• _Brano proposto_
“Le balene sono solo un altro pesce per me, un’abbondante risorsa marina, nient’altro. (…) Se cacciassimo balene per un’intera estate senza ammazzarne alcuna incinta, ci sarebbe qualcosa di tremendamente sbagliato nell’Oceano.” Non sono frasi del mio repertorio ovviamente. E nemmeno le ciniche esclamazioni da antagonista di un film horror. Sono le dichiarazioni di un tal Kristján Loftsson. Segnatevi questo nome.
Di chi stiamo parlando? Altri non è che il personaggio cardine del nostro prossimo racconto. Perché ogni luogo abbandonato che si rispetti porta con sé storie avvincenti, racconti di liti e scontri, ma soprattutto l’ombra di personaggi incredibilmente eccentrici. Esattamente come il “nostro” Kristjan. Ma prima ancora di presentarvi la figura di questo magnate islandese, vogliamo parlarvi più in generale della caccia alle balene.
Pratica sempre meno diffusa. Mira ormai a soddisfare la sola curiosità dei turisti, non serve più a riempire le pance dei locali. La caccia alle balene nell’Isola “del ghiaccio e del fuoco” iniziò nel 12° secolo. E’ oggi ancora permessa, seppure in forma notevolmente ridotta a causa della moratoria della Commissione baleniera internazionale del 1986. Il governo locale ha spesso supportato indirettamente l’attività facendone riprendere regolarmente il corso, forzando la mano con decreti statali. Tutto questo è accaduto ignorando le svariate denunce degli attivisti internazionali, mirate a far luce sulle pratiche irregolari perpetuate dalla “Hvalur hf.”, l’azienda di baleniere più grande del Paese, che appartiene proprio a Loftsson.

• _Materiale fornito_
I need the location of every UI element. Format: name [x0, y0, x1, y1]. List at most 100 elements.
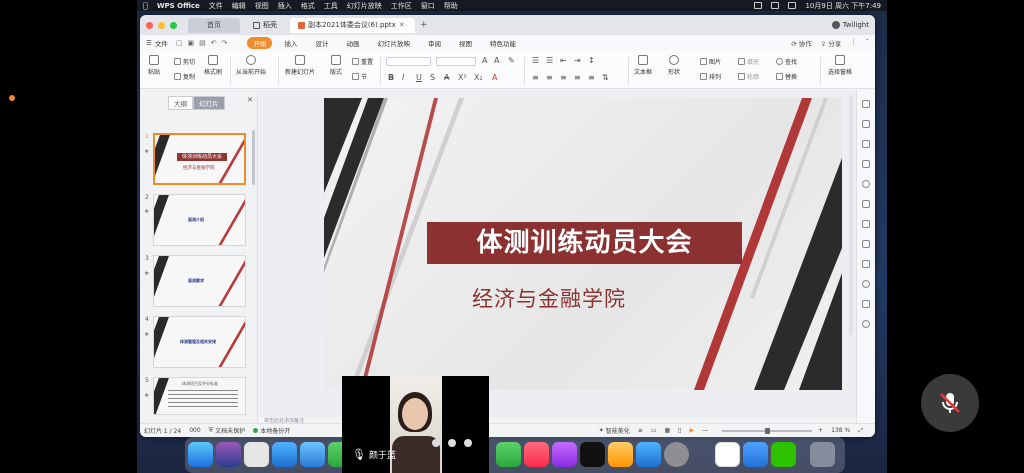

• _Esercizio_
Riscrivi il tratto del brano sulla caccia alle balene che va da "Di chi stiamo" fino a "caccia alle balene.", sostituendo "magnate" con "armatore".

• _Soluzione_
Di chi stiamo parlando? Altri non è che il personaggio cardine del nostro prossimo racconto. Perché ogni luogo abbandonato che si rispetti porta con sé storie avvincenti, racconti di liti e scontri, ma soprattutto l’ombra di personaggi incredibilmente eccentrici. Esattamente come il “nostro” Kristjan. Ma prima ancora di presentarvi la figura di questo armatore islandese, vogliamo parlarvi più in generale della caccia alle balene.